From the entries below, gather each line containing the word "this".

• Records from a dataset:
----------
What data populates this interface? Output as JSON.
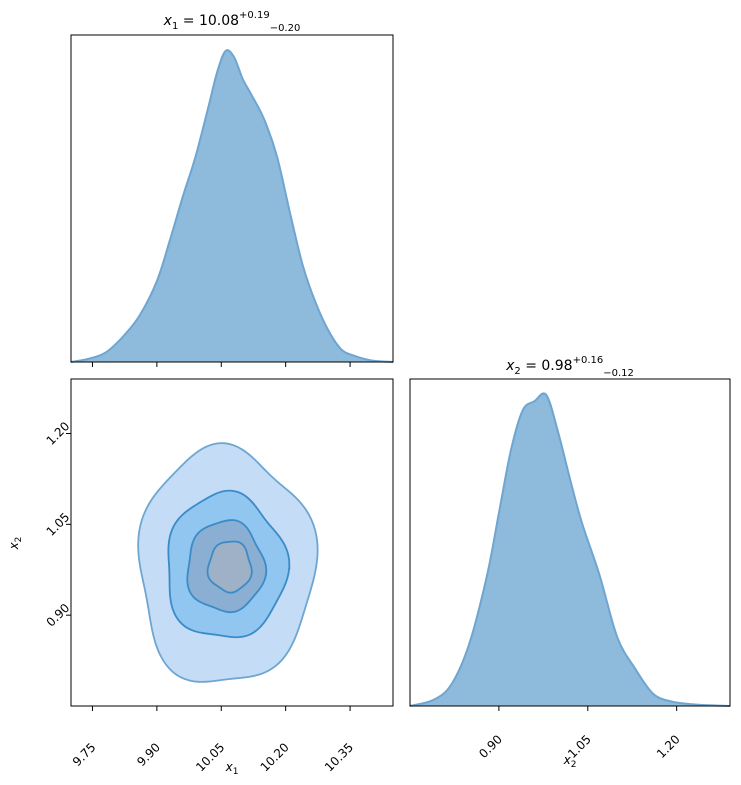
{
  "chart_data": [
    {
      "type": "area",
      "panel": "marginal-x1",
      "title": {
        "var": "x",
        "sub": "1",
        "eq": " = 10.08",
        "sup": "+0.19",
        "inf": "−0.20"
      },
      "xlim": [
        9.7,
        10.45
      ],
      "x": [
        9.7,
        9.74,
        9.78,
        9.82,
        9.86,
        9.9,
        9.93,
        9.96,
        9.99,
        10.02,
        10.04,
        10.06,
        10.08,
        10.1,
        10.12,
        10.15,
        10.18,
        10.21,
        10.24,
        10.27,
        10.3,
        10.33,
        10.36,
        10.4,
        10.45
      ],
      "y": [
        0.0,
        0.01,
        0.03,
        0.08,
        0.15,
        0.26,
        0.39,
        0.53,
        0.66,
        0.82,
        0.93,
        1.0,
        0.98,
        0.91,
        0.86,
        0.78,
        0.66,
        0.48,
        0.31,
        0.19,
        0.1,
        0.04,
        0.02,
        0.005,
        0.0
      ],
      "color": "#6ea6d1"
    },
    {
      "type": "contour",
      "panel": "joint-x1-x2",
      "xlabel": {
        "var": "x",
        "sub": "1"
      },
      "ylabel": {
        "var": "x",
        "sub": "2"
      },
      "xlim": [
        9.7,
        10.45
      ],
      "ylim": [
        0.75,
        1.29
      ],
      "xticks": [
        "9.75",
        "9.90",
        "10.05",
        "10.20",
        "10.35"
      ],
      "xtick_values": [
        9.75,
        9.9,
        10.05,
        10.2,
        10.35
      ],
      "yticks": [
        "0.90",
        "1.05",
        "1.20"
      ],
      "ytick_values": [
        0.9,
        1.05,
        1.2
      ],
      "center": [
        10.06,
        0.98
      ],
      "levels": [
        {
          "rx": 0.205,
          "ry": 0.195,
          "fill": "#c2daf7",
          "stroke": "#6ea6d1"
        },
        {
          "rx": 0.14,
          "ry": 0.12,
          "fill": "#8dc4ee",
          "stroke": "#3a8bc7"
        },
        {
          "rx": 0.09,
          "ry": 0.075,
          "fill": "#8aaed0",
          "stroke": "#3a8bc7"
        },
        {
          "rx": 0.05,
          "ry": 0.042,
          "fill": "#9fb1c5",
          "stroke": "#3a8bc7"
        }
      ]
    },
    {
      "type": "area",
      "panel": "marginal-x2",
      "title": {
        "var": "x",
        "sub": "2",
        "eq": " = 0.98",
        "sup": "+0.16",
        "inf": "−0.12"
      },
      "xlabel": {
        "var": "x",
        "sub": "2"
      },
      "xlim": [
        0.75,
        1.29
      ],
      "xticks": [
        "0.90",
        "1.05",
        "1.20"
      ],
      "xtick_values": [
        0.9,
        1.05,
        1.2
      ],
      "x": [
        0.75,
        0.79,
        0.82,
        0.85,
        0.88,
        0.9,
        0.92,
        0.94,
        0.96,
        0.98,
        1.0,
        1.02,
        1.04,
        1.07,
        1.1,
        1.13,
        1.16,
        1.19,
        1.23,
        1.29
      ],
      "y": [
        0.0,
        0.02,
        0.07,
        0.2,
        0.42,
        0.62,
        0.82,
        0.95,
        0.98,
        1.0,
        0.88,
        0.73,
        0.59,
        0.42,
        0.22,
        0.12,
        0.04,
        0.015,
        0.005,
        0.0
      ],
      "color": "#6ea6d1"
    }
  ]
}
----------
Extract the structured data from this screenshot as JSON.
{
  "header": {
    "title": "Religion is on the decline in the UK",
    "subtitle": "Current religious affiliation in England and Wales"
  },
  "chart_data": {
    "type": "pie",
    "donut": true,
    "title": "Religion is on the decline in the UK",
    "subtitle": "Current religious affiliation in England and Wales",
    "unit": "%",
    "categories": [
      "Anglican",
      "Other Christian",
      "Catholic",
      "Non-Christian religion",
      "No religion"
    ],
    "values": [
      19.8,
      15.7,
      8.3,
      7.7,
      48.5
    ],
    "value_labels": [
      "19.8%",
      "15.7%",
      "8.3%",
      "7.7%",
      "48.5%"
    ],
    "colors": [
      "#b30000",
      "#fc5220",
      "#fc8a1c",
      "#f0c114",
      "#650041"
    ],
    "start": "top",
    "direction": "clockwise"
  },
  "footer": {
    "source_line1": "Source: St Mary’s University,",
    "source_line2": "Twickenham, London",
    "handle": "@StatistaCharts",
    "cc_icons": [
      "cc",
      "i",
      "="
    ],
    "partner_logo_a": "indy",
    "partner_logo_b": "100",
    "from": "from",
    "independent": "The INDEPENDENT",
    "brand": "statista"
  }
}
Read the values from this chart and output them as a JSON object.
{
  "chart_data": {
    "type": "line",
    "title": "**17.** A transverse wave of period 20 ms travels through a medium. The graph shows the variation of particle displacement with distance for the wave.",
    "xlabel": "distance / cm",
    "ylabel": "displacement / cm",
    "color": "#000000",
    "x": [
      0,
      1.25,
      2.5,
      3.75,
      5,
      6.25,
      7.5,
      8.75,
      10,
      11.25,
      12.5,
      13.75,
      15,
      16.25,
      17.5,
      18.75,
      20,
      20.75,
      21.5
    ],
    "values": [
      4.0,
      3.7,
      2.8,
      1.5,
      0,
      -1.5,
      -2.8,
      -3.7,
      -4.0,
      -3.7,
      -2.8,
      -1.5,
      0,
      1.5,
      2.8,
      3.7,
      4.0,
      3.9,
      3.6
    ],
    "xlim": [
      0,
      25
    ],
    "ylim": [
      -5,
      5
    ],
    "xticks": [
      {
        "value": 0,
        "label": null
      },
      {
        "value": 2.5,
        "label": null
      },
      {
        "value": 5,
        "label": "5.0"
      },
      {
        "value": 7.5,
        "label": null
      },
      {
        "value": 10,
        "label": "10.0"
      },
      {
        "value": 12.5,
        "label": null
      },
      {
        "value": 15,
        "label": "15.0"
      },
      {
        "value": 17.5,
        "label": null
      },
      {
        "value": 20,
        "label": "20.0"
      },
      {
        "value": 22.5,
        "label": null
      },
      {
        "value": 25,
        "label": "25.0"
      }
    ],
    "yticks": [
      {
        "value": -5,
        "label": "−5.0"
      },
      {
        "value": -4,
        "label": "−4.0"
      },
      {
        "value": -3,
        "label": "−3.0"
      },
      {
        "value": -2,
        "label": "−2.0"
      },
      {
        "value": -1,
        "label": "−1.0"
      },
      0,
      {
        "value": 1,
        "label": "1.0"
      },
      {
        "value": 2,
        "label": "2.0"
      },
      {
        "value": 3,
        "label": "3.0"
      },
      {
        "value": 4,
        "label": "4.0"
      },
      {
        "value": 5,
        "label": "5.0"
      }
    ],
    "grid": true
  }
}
----------
• WORKED SOLUTION:
What data populates this interface? Output as JSON.
Extract the structured data from this screenshot as JSON.
Read the values from this chart and output them as a JSON object.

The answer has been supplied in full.